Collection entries
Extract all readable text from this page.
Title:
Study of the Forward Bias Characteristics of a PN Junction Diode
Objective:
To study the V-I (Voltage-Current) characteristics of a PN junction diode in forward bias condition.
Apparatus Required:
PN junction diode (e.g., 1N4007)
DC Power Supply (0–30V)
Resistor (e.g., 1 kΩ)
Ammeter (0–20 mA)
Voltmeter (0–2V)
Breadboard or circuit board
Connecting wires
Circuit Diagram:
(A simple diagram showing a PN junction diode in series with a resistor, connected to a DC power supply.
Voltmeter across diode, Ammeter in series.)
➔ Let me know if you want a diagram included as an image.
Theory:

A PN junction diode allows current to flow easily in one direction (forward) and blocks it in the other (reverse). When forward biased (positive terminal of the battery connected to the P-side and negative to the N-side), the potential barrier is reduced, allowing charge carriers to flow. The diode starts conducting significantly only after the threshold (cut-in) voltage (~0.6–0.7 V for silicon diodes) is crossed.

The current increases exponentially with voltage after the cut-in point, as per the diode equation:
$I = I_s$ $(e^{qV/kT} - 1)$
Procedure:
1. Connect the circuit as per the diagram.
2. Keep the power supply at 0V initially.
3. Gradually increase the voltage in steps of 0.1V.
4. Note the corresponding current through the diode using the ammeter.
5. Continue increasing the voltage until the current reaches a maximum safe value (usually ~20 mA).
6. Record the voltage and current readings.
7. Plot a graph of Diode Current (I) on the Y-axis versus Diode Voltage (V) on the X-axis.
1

> **EXERCISE AIM**
Write the entire listing out again, word for word.

> **COMPLETE OUTPUT**
Extract all readable text from this page.
Title:
Study of the Forward Bias Characteristics of a PN Junction Diode
Objective:
To study the V-I (Voltage-Current) characteristics of a PN junction diode in forward bias condition.
Apparatus Required:
PN junction diode (e.g., 1N4007)
DC Power Supply (0–30V)
Resistor (e.g., 1 kΩ)
Ammeter (0–20 mA)
Voltmeter (0–2V)
Breadboard or circuit board
Connecting wires
Circuit Diagram:
(A simple diagram showing a PN junction diode in series with a resistor, connected to a DC power supply.
Voltmeter across diode, Ammeter in series.)
➔ Let me know if you want a diagram included as an image.
Theory:

A PN junction diode allows current to flow easily in one direction (forward) and blocks it in the other (reverse). When forward biased (positive terminal of the battery connected to the P-side and negative to the N-side), the potential barrier is reduced, allowing charge carriers to flow. The diode starts conducting significantly only after the threshold (cut-in) voltage (~0.6–0.7 V for silicon diodes) is crossed.

The current increases exponentially with voltage after the cut-in point, as per the diode equation:
$I = I_s$ $(e^{qV/kT} - 1)$
Procedure:
1. Connect the circuit as per the diagram.
2. Keep the power supply at 0V initially.
3. Gradually increase the voltage in steps of 0.1V.
4. Note the corresponding current through the diode using the ammeter.
5. Continue increasing the voltage until the current reaches a maximum safe value (usually ~20 mA).
6. Record the voltage and current readings.
7. Plot a graph of Diode Current (I) on the Y-axis versus Diode Voltage (V) on the X-axis.
1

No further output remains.